Metin Bölümü:
18 Aralık 2013 Çarşamba

BİLİNMEYEN NO: 123

HAYAT, SEN PLANLAR YAPARKEN BAŞINDAN GEÇENLERDİR...

YA DA; METRODA ÇALAN STRADİVARİUS..


(KONUMUZ YAŞAMAK..)
   Hayatında bir kez Stradivarius keman (japon tanıtım günlerindeki bir klasik konserde) gören biri olarak bu, ortalama dört milyon dolar değerindeki olağan üstü nadir aletlerin çalındığı ya da kullanıldığı tüm organizasyon haberlerine özel bir ilgi duyarım...
   Bundan tam 400 yıl önce İtalyan  Antonio Stradivari tarafından üretilen kemanlardan günümüze ulaşmış 7oo tanesi  mevcuttur ve bir tanesi de  İzmir Buca'da bulunmaktadır...
   Yaklaşık yirmi yıl önce bu kemanları diğerlerinden ayıranın ne olduğuna dair Amerika'da yapılan bir araştırmaya dair izlediğim bir belgesel fark ettirmişti bu kemanları bana.. 
   O günden bu yaba zayıf klasik müzik külliyatımda (Vivaldi 1 numaradır benim için) Stradivarius önemli bir yer tutar şüphesiz. Araştırırken izlediğim belgesele ait içeriğin aşağı yukarı şöyle olduğunu özetleyebilirim..
(FARKINDA MISIN?)
   ''Tamamen el yapımı olan Stradivarius kemanı, diğer tüm markalardan ayırdeden özellik Teksas A & M Üniversitesi’nde inceleme konusu olmuş, Antonio Stradivari’nin kemanlarını yaparken kullandığı ağaçtan kemana sürülen verniğe dek her şey uzmanlar tarafından incelenmiştir. Bugün hala bir kemanın Stradivarius olup olmadığının anlaşılması, biyokimyagerler ve konunun ustası kişilerce uzun ve özenli araştırmalar tarafından belirlenebilmektedir. Colorado üniversitesi ve Brigham Young üniversitesi uzmanlarının araştırmasına göre de Stradivari’nin keman yapımında kullandığı verniğin reçine, terebentin yağı ve etil alkolden oluşan özel bir karışım olması ve kimyasal işlemden geçirilen akağaç ve ağacın geliştirilmesinde boraks kullandığı sonucuna varılmıştır.

Veri Bölümü:
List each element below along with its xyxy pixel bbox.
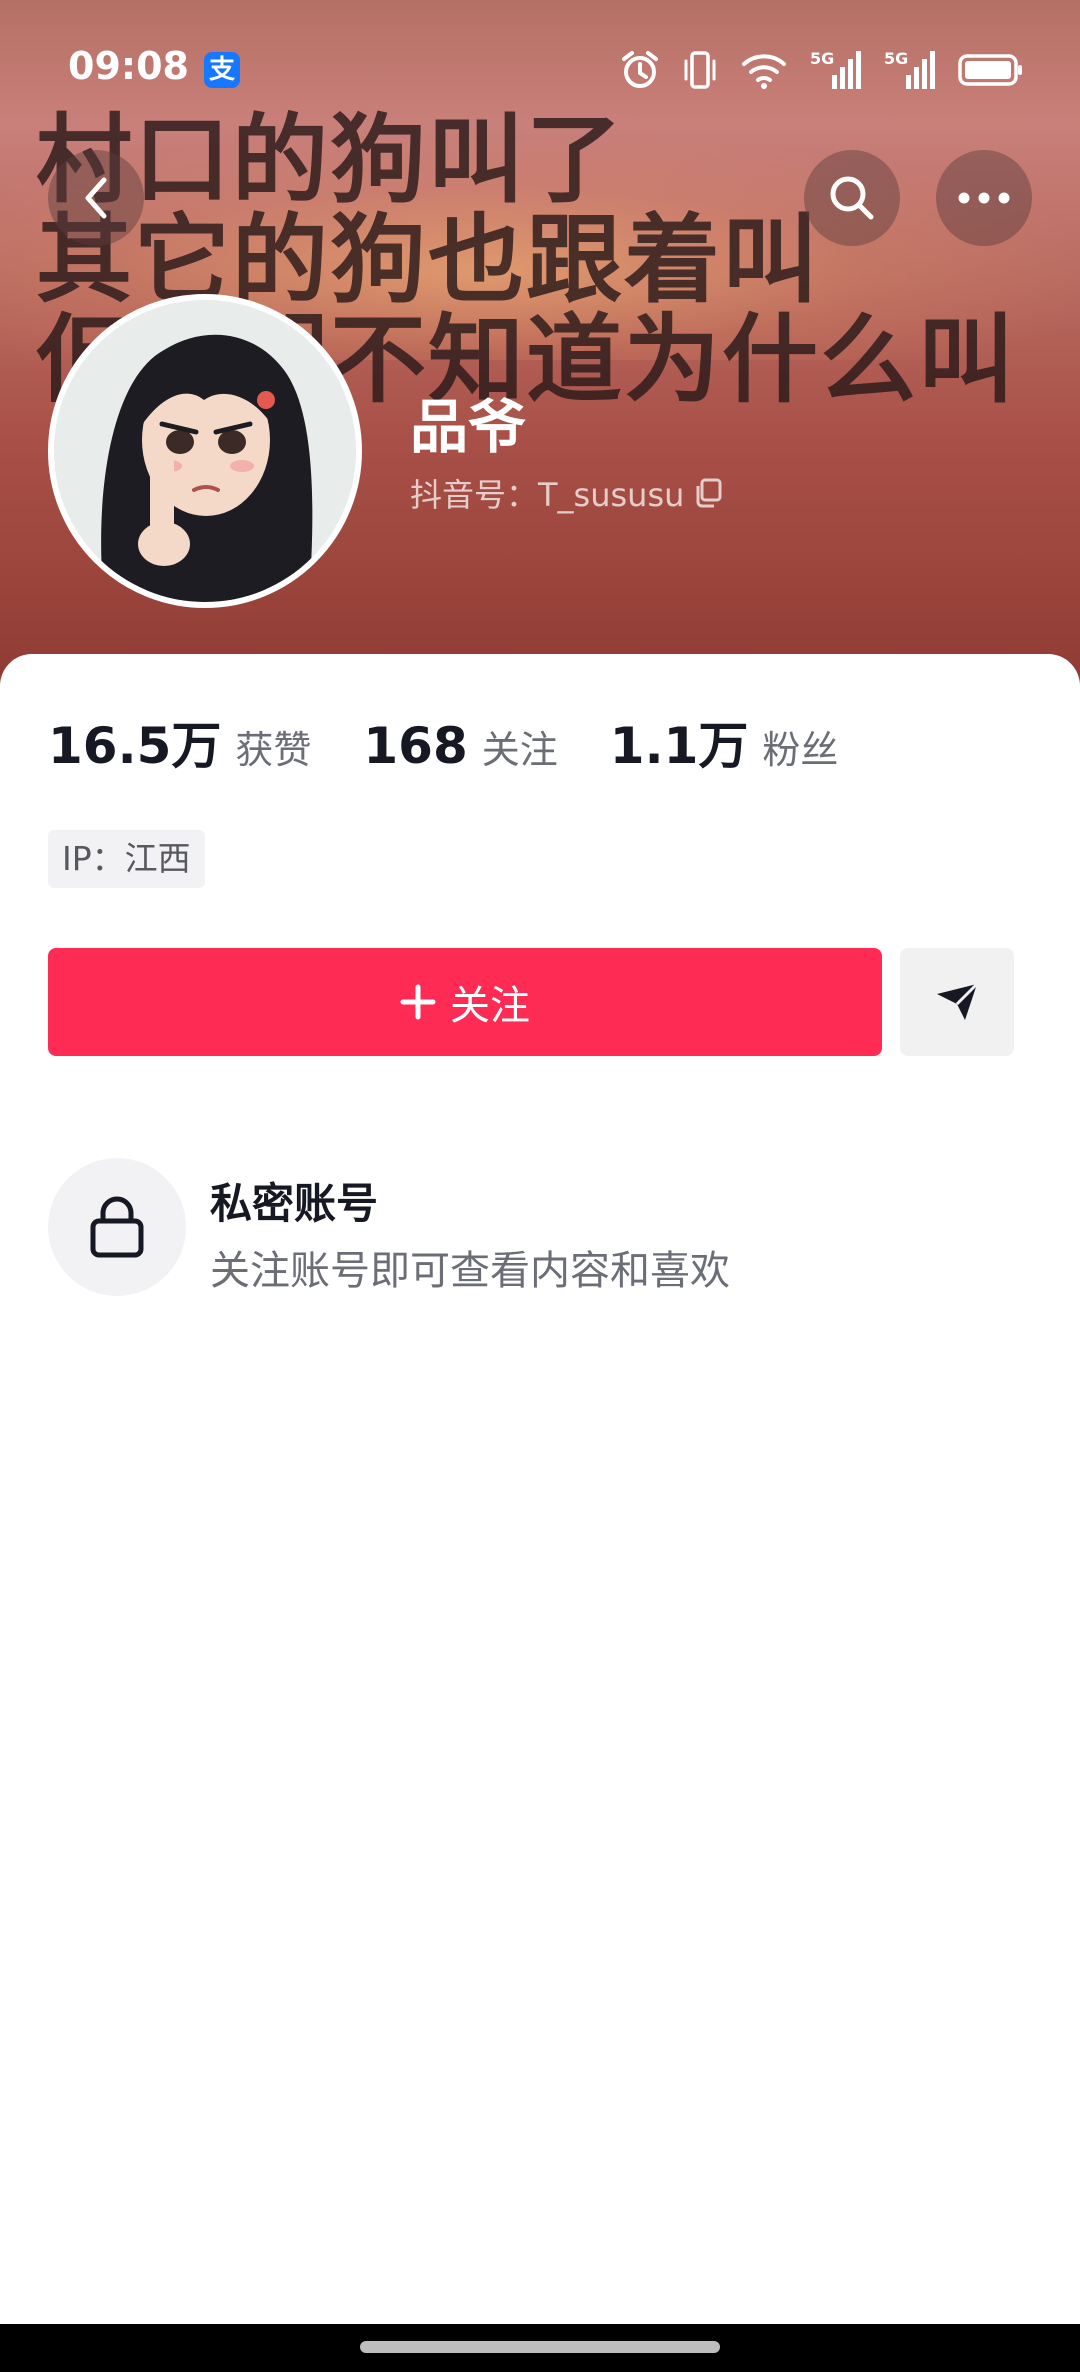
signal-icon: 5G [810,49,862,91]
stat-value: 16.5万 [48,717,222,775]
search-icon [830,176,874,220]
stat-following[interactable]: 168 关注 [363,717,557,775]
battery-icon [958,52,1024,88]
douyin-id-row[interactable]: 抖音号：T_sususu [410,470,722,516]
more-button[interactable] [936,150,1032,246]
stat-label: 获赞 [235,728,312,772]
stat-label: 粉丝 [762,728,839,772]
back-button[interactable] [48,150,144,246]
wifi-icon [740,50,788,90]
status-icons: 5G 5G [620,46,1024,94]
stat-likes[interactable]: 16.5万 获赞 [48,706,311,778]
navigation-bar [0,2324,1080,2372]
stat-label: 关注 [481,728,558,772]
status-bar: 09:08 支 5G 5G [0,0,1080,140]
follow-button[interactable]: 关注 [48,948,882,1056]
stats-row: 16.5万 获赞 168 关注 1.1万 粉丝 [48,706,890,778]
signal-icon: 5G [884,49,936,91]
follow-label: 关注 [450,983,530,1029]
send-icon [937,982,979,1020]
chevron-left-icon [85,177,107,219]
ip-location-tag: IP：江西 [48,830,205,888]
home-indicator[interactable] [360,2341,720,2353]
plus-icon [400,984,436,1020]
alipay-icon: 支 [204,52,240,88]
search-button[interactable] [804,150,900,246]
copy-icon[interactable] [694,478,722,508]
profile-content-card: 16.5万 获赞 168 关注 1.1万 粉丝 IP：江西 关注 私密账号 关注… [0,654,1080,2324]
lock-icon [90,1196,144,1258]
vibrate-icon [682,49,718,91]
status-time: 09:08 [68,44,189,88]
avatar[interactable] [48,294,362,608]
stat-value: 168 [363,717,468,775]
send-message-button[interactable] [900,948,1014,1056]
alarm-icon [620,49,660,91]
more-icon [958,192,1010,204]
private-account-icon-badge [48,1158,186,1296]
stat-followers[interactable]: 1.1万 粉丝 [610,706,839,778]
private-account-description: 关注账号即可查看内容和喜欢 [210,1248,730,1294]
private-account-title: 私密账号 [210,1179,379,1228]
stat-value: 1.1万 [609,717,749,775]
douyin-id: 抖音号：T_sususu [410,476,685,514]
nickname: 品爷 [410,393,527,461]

Verilen Görev 1:
Stradivarius kemanları üzerine yazılan metne göre, Stradivari'nin kullandığı vernik hangi maddelerden oluşan bir karışımdır?
Verilen Görev 2:
Stradivarius kemanları üzerine yazılan metnin devamını, son cümlenin ardından gelecek şekilde yazın.

Görev Yanıtı 1:
Reçine, terebentin yağı ve etil alkolden oluşan özel bir karışımdır.

Görev Yanıtı 2:
(19. yüzyılda aynı adı taşıyan binlerce keman üretildiği için, her müzik aleti Stradivari anlamına gelmez: 1957 yılından sonra bu markayı kullananlar, enstrümanlara"Kopyasıdır" etiketini yerleştirmeye zorunlu kılındılar.)''
(GERÇEKTEN HAKKINI VERENLERİ İZLE..)
   Bugünkü blog konumuza gelecek olursak yine farkındalıkla ilgili olacak arkadaşlar; varoluşsal farkındalık...
    Başlıktaki John Lennon'a ait söz ne kadar doğru anlatıyor aslında olanı, hayatı yaşamaktan ziyade sürekli koşturuyor ya da plan yapıyoruz bir şeylere ulaşabilmek için. 
  Tabi ki bunda yanlış bir şey yok ama koşarken üzerine bastığımız çiçekleri görebiliyor ya da yağmur sonrası açan gök kuşağının mucizevi haline hayran kalıyor muyuz ya da sadece izlemek için kafamızı kaldırıyormuyuz onu yada öten, her mevsim değişebilen kuşlara...
(MODA OLAN ÇİRKİNLİKLERDİ,, SADECE ONLARI GÖRDÜN)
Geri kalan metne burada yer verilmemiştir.